**Task goal**
Write the records below out in full, character for character, with no pictures.
>> begin
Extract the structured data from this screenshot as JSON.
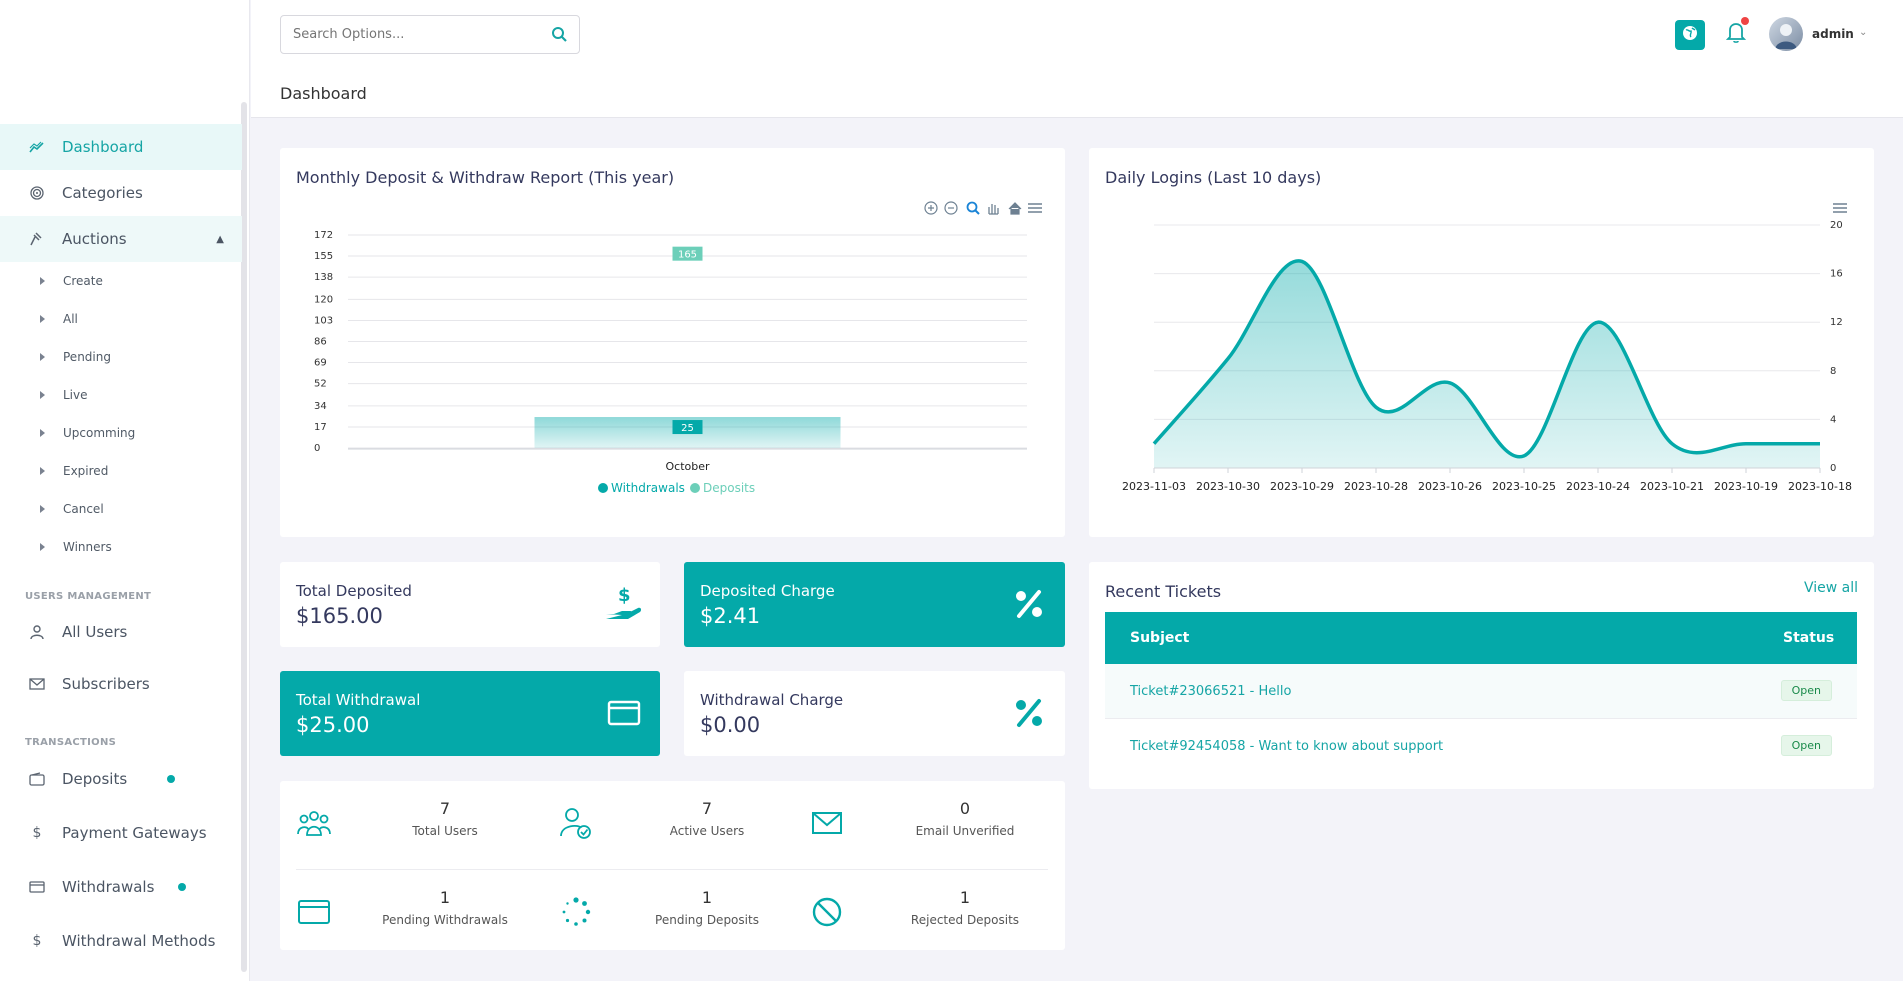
{
  "sidebar": {
    "items": [
      {
        "label": "Dashboard",
        "icon": "chart-line-icon"
      },
      {
        "label": "Categories",
        "icon": "fingerprint-icon"
      },
      {
        "label": "Auctions",
        "icon": "gavel-icon"
      }
    ],
    "auction_sub": [
      "Create",
      "All",
      "Pending",
      "Live",
      "Upcomming",
      "Expired",
      "Cancel",
      "Winners"
    ],
    "section_users": "USERS MANAGEMENT",
    "users_items": [
      {
        "label": "All Users",
        "icon": "user-icon"
      },
      {
        "label": "Subscribers",
        "icon": "mail-icon"
      }
    ],
    "section_transactions": "TRANSACTIONS",
    "tx_items": [
      {
        "label": "Deposits",
        "icon": "wallet-icon"
      },
      {
        "label": "Payment Gateways",
        "icon": "dollar-icon"
      },
      {
        "label": "Withdrawals",
        "icon": "card-icon"
      },
      {
        "label": "Withdrawal Methods",
        "icon": "dollar-icon"
      }
    ]
  },
  "topbar": {
    "search_placeholder": "Search Options...",
    "username": "admin"
  },
  "page": {
    "title": "Dashboard"
  },
  "monthly": {
    "title": "Monthly Deposit & Withdraw Report (This year)"
  },
  "logins": {
    "title": "Daily Logins (Last 10 days)"
  },
  "stats": {
    "total_deposited": {
      "label": "Total Deposited",
      "value": "$165.00"
    },
    "deposited_charge": {
      "label": "Deposited Charge",
      "value": "$2.41"
    },
    "total_withdrawal": {
      "label": "Total Withdrawal",
      "value": "$25.00"
    },
    "withdrawal_charge": {
      "label": "Withdrawal Charge",
      "value": "$0.00"
    }
  },
  "mini_stats": [
    {
      "value": "7",
      "label": "Total Users",
      "icon": "users-group-icon"
    },
    {
      "value": "7",
      "label": "Active Users",
      "icon": "user-check-icon"
    },
    {
      "value": "0",
      "label": "Email Unverified",
      "icon": "envelope-icon"
    },
    {
      "value": "1",
      "label": "Pending Withdrawals",
      "icon": "card-icon"
    },
    {
      "value": "1",
      "label": "Pending Deposits",
      "icon": "spinner-icon"
    },
    {
      "value": "1",
      "label": "Rejected Deposits",
      "icon": "ban-icon"
    }
  ],
  "tickets": {
    "title": "Recent Tickets",
    "view_all": "View all",
    "col_subject": "Subject",
    "col_status": "Status",
    "rows": [
      {
        "subject": "Ticket#23066521 - Hello",
        "status": "Open"
      },
      {
        "subject": "Ticket#92454058 - Want to know about support",
        "status": "Open"
      }
    ]
  },
  "colors": {
    "accent": "#04a9a9",
    "deposits": "#6ccfb9"
  },
  "chart_data": [
    {
      "type": "bar",
      "title": "Monthly Deposit & Withdraw Report (This year)",
      "categories": [
        "October"
      ],
      "series": [
        {
          "name": "Withdrawals",
          "values": [
            25
          ]
        },
        {
          "name": "Deposits",
          "values": [
            165
          ]
        }
      ],
      "yticks": [
        0,
        17,
        34,
        52,
        69,
        86,
        103,
        120,
        138,
        155,
        172
      ],
      "ylim": [
        0,
        172
      ],
      "legend": "bottom"
    },
    {
      "type": "area",
      "title": "Daily Logins (Last 10 days)",
      "x": [
        "2023-11-03",
        "2023-10-30",
        "2023-10-29",
        "2023-10-28",
        "2023-10-26",
        "2023-10-25",
        "2023-10-24",
        "2023-10-21",
        "2023-10-19",
        "2023-10-18"
      ],
      "values": [
        2,
        9,
        17,
        5,
        7,
        1,
        12,
        2,
        2,
        2
      ],
      "yticks": [
        0,
        4,
        8,
        12,
        16,
        20
      ],
      "ylim": [
        0,
        20
      ],
      "yaxis_side": "right"
    }
  ]
}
>> end
**Expected answer**
Extract the structured data from this screenshot as JSON.
{
  "sidebar": {
    "items": [
      {
        "label": "Dashboard",
        "icon": "chart-line-icon"
      },
      {
        "label": "Categories",
        "icon": "fingerprint-icon"
      },
      {
        "label": "Auctions",
        "icon": "gavel-icon"
      }
    ],
    "auction_sub": [
      "Create",
      "All",
      "Pending",
      "Live",
      "Upcomming",
      "Expired",
      "Cancel",
      "Winners"
    ],
    "section_users": "USERS MANAGEMENT",
    "users_items": [
      {
        "label": "All Users",
        "icon": "user-icon"
      },
      {
        "label": "Subscribers",
        "icon": "mail-icon"
      }
    ],
    "section_transactions": "TRANSACTIONS",
    "tx_items": [
      {
        "label": "Deposits",
        "icon": "wallet-icon"
      },
      {
        "label": "Payment Gateways",
        "icon": "dollar-icon"
      },
      {
        "label": "Withdrawals",
        "icon": "card-icon"
      },
      {
        "label": "Withdrawal Methods",
        "icon": "dollar-icon"
      }
    ]
  },
  "topbar": {
    "search_placeholder": "Search Options...",
    "username": "admin"
  },
  "page": {
    "title": "Dashboard"
  },
  "monthly": {
    "title": "Monthly Deposit & Withdraw Report (This year)"
  },
  "logins": {
    "title": "Daily Logins (Last 10 days)"
  },
  "stats": {
    "total_deposited": {
      "label": "Total Deposited",
      "value": "$165.00"
    },
    "deposited_charge": {
      "label": "Deposited Charge",
      "value": "$2.41"
    },
    "total_withdrawal": {
      "label": "Total Withdrawal",
      "value": "$25.00"
    },
    "withdrawal_charge": {
      "label": "Withdrawal Charge",
      "value": "$0.00"
    }
  },
  "mini_stats": [
    {
      "value": "7",
      "label": "Total Users",
      "icon": "users-group-icon"
    },
    {
      "value": "7",
      "label": "Active Users",
      "icon": "user-check-icon"
    },
    {
      "value": "0",
      "label": "Email Unverified",
      "icon": "envelope-icon"
    },
    {
      "value": "1",
      "label": "Pending Withdrawals",
      "icon": "card-icon"
    },
    {
      "value": "1",
      "label": "Pending Deposits",
      "icon": "spinner-icon"
    },
    {
      "value": "1",
      "label": "Rejected Deposits",
      "icon": "ban-icon"
    }
  ],
  "tickets": {
    "title": "Recent Tickets",
    "view_all": "View all",
    "col_subject": "Subject",
    "col_status": "Status",
    "rows": [
      {
        "subject": "Ticket#23066521 - Hello",
        "status": "Open"
      },
      {
        "subject": "Ticket#92454058 - Want to know about support",
        "status": "Open"
      }
    ]
  },
  "colors": {
    "accent": "#04a9a9",
    "deposits": "#6ccfb9"
  },
  "chart_data": [
    {
      "type": "bar",
      "title": "Monthly Deposit & Withdraw Report (This year)",
      "categories": [
        "October"
      ],
      "series": [
        {
          "name": "Withdrawals",
          "values": [
            25
          ]
        },
        {
          "name": "Deposits",
          "values": [
            165
          ]
        }
      ],
      "yticks": [
        0,
        17,
        34,
        52,
        69,
        86,
        103,
        120,
        138,
        155,
        172
      ],
      "ylim": [
        0,
        172
      ],
      "legend": "bottom"
    },
    {
      "type": "area",
      "title": "Daily Logins (Last 10 days)",
      "x": [
        "2023-11-03",
        "2023-10-30",
        "2023-10-29",
        "2023-10-28",
        "2023-10-26",
        "2023-10-25",
        "2023-10-24",
        "2023-10-21",
        "2023-10-19",
        "2023-10-18"
      ],
      "values": [
        2,
        9,
        17,
        5,
        7,
        1,
        12,
        2,
        2,
        2
      ],
      "yticks": [
        0,
        4,
        8,
        12,
        16,
        20
      ],
      "ylim": [
        0,
        20
      ],
      "yaxis_side": "right"
    }
  ]
}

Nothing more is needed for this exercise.